BRIEF:
Retype all of the listing exactly, passing over any picture you find.
# # #
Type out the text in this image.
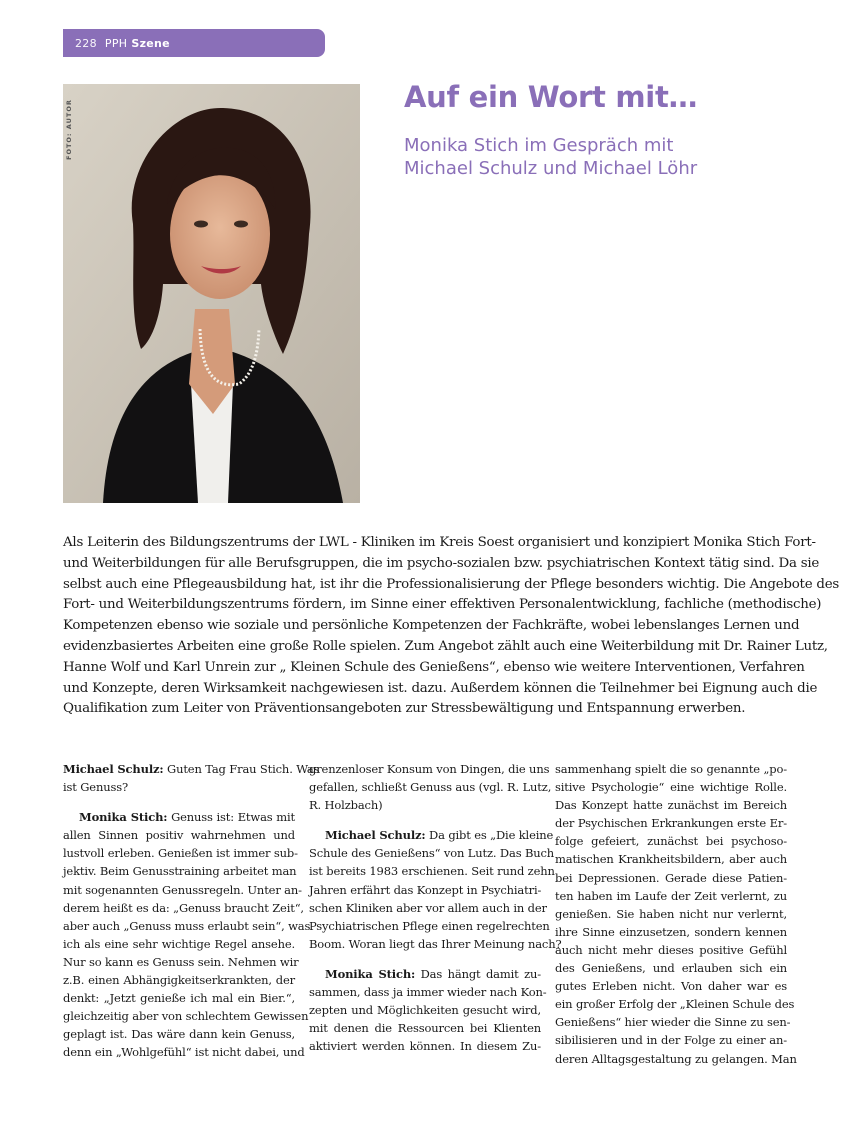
228 PPH Szene
FOTO: AUTOR
Auf ein Wort mit…
Monika Stich im Gespräch mit
Michael Schulz und Michael Löhr
Als Leiterin des Bildungszentrums der LWL - Kliniken im Kreis Soest organisiert und konzipiert Monika Stich Fort-
und Weiterbildungen für alle Berufsgruppen, die im psycho-sozialen bzw. psychiatrischen Kontext tätig sind. Da sie
selbst auch eine Pflegeausbildung hat, ist ihr die Professionalisierung der Pflege besonders wichtig. Die Angebote des
Fort- und Weiterbildungszentrums fördern, im Sinne einer effektiven Personalentwicklung, fachliche (methodische)
Kompetenzen ebenso wie soziale und persönliche Kompetenzen der Fachkräfte, wobei lebenslanges Lernen und
evidenzbasiertes Arbeiten eine große Rolle spielen. Zum Angebot zählt auch eine Weiterbildung mit Dr. Rainer Lutz,
Hanne Wolf und Karl Unrein zur „ Kleinen Schule des Genießens“, ebenso wie weitere Interventionen, Verfahren
und Konzepte, deren Wirksamkeit nachgewiesen ist. dazu. Außerdem können die Teilnehmer bei Eignung auch die
Qualifikation zum Leiter von Präventionsangeboten zur Stressbewältigung und Entspannung erwerben.
Michael Schulz: Guten Tag Frau Stich. Was
ist Genuss?
Monika Stich: Genuss ist: Etwas mit
allen Sinnen positiv wahrnehmen und
lustvoll erleben. Genießen ist immer sub-
jektiv. Beim Genusstraining arbeitet man
mit sogenannten Genussregeln. Unter an-
derem heißt es da: „Genuss braucht Zeit“,
aber auch „Genuss muss erlaubt sein“, was
ich als eine sehr wichtige Regel ansehe.
Nur so kann es Genuss sein. Nehmen wir
z.B. einen Abhängigkeitserkrankten, der
denkt: „Jetzt genieße ich mal ein Bier.“,
gleichzeitig aber von schlechtem Gewissen
geplagt ist. Das wäre dann kein Genuss,
denn ein „Wohlgefühl“ ist nicht dabei, und
grenzenloser Konsum von Dingen, die uns
gefallen, schließt Genuss aus (vgl. R. Lutz,
R. Holzbach)
Michael Schulz: Da gibt es „Die kleine
Schule des Genießens“ von Lutz. Das Buch
ist bereits 1983 erschienen. Seit rund zehn
Jahren erfährt das Konzept in Psychiatri-
schen Kliniken aber vor allem auch in der
Psychiatrischen Pflege einen regelrechten
Boom. Woran liegt das Ihrer Meinung nach?
Monika Stich: Das hängt damit zu-
sammen, dass ja immer wieder nach Kon-
zepten und Möglichkeiten gesucht wird,
mit denen die Ressourcen bei Klienten
aktiviert werden können. In diesem Zu-
sammenhang spielt die so genannte „po-
sitive Psychologie“ eine wichtige Rolle.
Das Konzept hatte zunächst im Bereich
der Psychischen Erkrankungen erste Er-
folge gefeiert, zunächst bei psychoso-
matischen Krankheitsbildern, aber auch
bei Depressionen. Gerade diese Patien-
ten haben im Laufe der Zeit verlernt, zu
genießen. Sie haben nicht nur verlernt,
ihre Sinne einzusetzen, sondern kennen
auch nicht mehr dieses positive Gefühl
des Genießens, und erlauben sich ein
gutes Erleben nicht. Von daher war es
ein großer Erfolg der „Kleinen Schule des
Genießens“ hier wieder die Sinne zu sen-
sibilisieren und in der Folge zu einer an-
deren Alltagsgestaltung zu gelangen. Man
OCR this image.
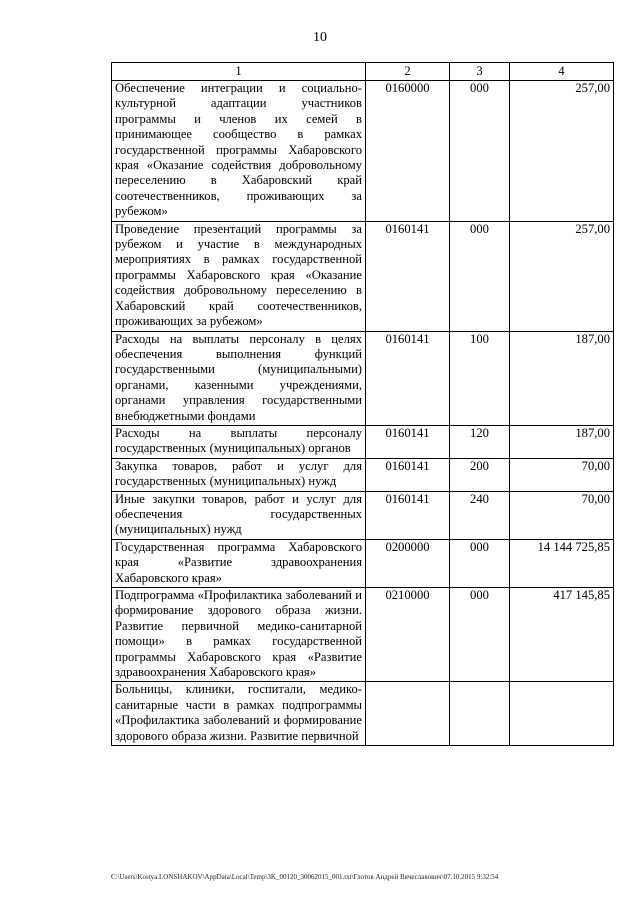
10
1	2	3	4
Обеспечение интеграции и социально-культурной адаптации участников программы и членов их семей в принимающее сообщество в рамках государственной программы Хабаровского края «Оказание содействия добровольному переселению в Хабаровский край соотечественников, проживающих за рубежом»	0160000	000	257,00
Проведение презентаций программы за рубежом и участие в международных мероприятиях в рамках государственной программы Хабаровского края «Оказание содействия добровольному переселению в Хабаровский край соотечественников, проживающих за рубежом»	0160141	000	257,00
Расходы на выплаты персоналу в целях обеспечения выполнения функций государственными (муниципальными) органами, казенными учреждениями, органами управления государственными внебюджетными фондами	0160141	100	187,00
Расходы на выплаты персоналу государственных (муниципальных) органов	0160141	120	187,00
Закупка товаров, работ и услуг для государственных (муниципальных) нужд	0160141	200	70,00
Иные закупки товаров, работ и услуг для обеспечения государственных (муниципальных) нужд	0160141	240	70,00
Государственная программа Хабаровского края «Развитие здравоохранения Хабаровского края»	0200000	000	14 144 725,85
Подпрограмма «Профилактика заболеваний и формирование здорового образа жизни. Развитие первичной медико-санитарной помощи» в рамках государственной программы Хабаровского края «Развитие здравоохранения Хабаровского края»	0210000	000	417 145,85
Больницы, клиники, госпитали, медико-санитарные части в рамках подпрограммы «Профилактика заболеваний и формирование здорового образа жизни. Развитие первичной			
C:\Users\Kostya.LONSHAKOV\AppData\Local\Temp\3K_00120_30062015_001.txt\Глотов Андрей Вячеславович\07.10.2015 9:32:54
# # #
RESULT OF THIS TASK:
Type out the text in this image.
228 PPH Szene
FOTO: AUTOR
Auf ein Wort mit…
Monika Stich im Gespräch mit
Michael Schulz und Michael Löhr
Als Leiterin des Bildungszentrums der LWL - Kliniken im Kreis Soest organisiert und konzipiert Monika Stich Fort-
und Weiterbildungen für alle Berufsgruppen, die im psycho-sozialen bzw. psychiatrischen Kontext tätig sind. Da sie
selbst auch eine Pflegeausbildung hat, ist ihr die Professionalisierung der Pflege besonders wichtig. Die Angebote des
Fort- und Weiterbildungszentrums fördern, im Sinne einer effektiven Personalentwicklung, fachliche (methodische)
Kompetenzen ebenso wie soziale und persönliche Kompetenzen der Fachkräfte, wobei lebenslanges Lernen und
evidenzbasiertes Arbeiten eine große Rolle spielen. Zum Angebot zählt auch eine Weiterbildung mit Dr. Rainer Lutz,
Hanne Wolf und Karl Unrein zur „ Kleinen Schule des Genießens“, ebenso wie weitere Interventionen, Verfahren
und Konzepte, deren Wirksamkeit nachgewiesen ist. dazu. Außerdem können die Teilnehmer bei Eignung auch die
Qualifikation zum Leiter von Präventionsangeboten zur Stressbewältigung und Entspannung erwerben.
Michael Schulz: Guten Tag Frau Stich. Was
ist Genuss?
Monika Stich: Genuss ist: Etwas mit
allen Sinnen positiv wahrnehmen und
lustvoll erleben. Genießen ist immer sub-
jektiv. Beim Genusstraining arbeitet man
mit sogenannten Genussregeln. Unter an-
derem heißt es da: „Genuss braucht Zeit“,
aber auch „Genuss muss erlaubt sein“, was
ich als eine sehr wichtige Regel ansehe.
Nur so kann es Genuss sein. Nehmen wir
z.B. einen Abhängigkeitserkrankten, der
denkt: „Jetzt genieße ich mal ein Bier.“,
gleichzeitig aber von schlechtem Gewissen
geplagt ist. Das wäre dann kein Genuss,
denn ein „Wohlgefühl“ ist nicht dabei, und
grenzenloser Konsum von Dingen, die uns
gefallen, schließt Genuss aus (vgl. R. Lutz,
R. Holzbach)
Michael Schulz: Da gibt es „Die kleine
Schule des Genießens“ von Lutz. Das Buch
ist bereits 1983 erschienen. Seit rund zehn
Jahren erfährt das Konzept in Psychiatri-
schen Kliniken aber vor allem auch in der
Psychiatrischen Pflege einen regelrechten
Boom. Woran liegt das Ihrer Meinung nach?
Monika Stich: Das hängt damit zu-
sammen, dass ja immer wieder nach Kon-
zepten und Möglichkeiten gesucht wird,
mit denen die Ressourcen bei Klienten
aktiviert werden können. In diesem Zu-
sammenhang spielt die so genannte „po-
sitive Psychologie“ eine wichtige Rolle.
Das Konzept hatte zunächst im Bereich
der Psychischen Erkrankungen erste Er-
folge gefeiert, zunächst bei psychoso-
matischen Krankheitsbildern, aber auch
bei Depressionen. Gerade diese Patien-
ten haben im Laufe der Zeit verlernt, zu
genießen. Sie haben nicht nur verlernt,
ihre Sinne einzusetzen, sondern kennen
auch nicht mehr dieses positive Gefühl
des Genießens, und erlauben sich ein
gutes Erleben nicht. Von daher war es
ein großer Erfolg der „Kleinen Schule des
Genießens“ hier wieder die Sinne zu sen-
sibilisieren und in der Folge zu einer an-
deren Alltagsgestaltung zu gelangen. Man
OCR this image.
10
1	2	3	4
Обеспечение интеграции и социально-культурной адаптации участников программы и членов их семей в принимающее сообщество в рамках государственной программы Хабаровского края «Оказание содействия добровольному переселению в Хабаровский край соотечественников, проживающих за рубежом»	0160000	000	257,00
Проведение презентаций программы за рубежом и участие в международных мероприятиях в рамках государственной программы Хабаровского края «Оказание содействия добровольному переселению в Хабаровский край соотечественников, проживающих за рубежом»	0160141	000	257,00
Расходы на выплаты персоналу в целях обеспечения выполнения функций государственными (муниципальными) органами, казенными учреждениями, органами управления государственными внебюджетными фондами	0160141	100	187,00
Расходы на выплаты персоналу государственных (муниципальных) органов	0160141	120	187,00
Закупка товаров, работ и услуг для государственных (муниципальных) нужд	0160141	200	70,00
Иные закупки товаров, работ и услуг для обеспечения государственных (муниципальных) нужд	0160141	240	70,00
Государственная программа Хабаровского края «Развитие здравоохранения Хабаровского края»	0200000	000	14 144 725,85
Подпрограмма «Профилактика заболеваний и формирование здорового образа жизни. Развитие первичной медико-санитарной помощи» в рамках государственной программы Хабаровского края «Развитие здравоохранения Хабаровского края»	0210000	000	417 145,85
Больницы, клиники, госпитали, медико-санитарные части в рамках подпрограммы «Профилактика заболеваний и формирование здорового образа жизни. Развитие первичной			
C:\Users\Kostya.LONSHAKOV\AppData\Local\Temp\3K_00120_30062015_001.txt\Глотов Андрей Вячеславович\07.10.2015 9:32:54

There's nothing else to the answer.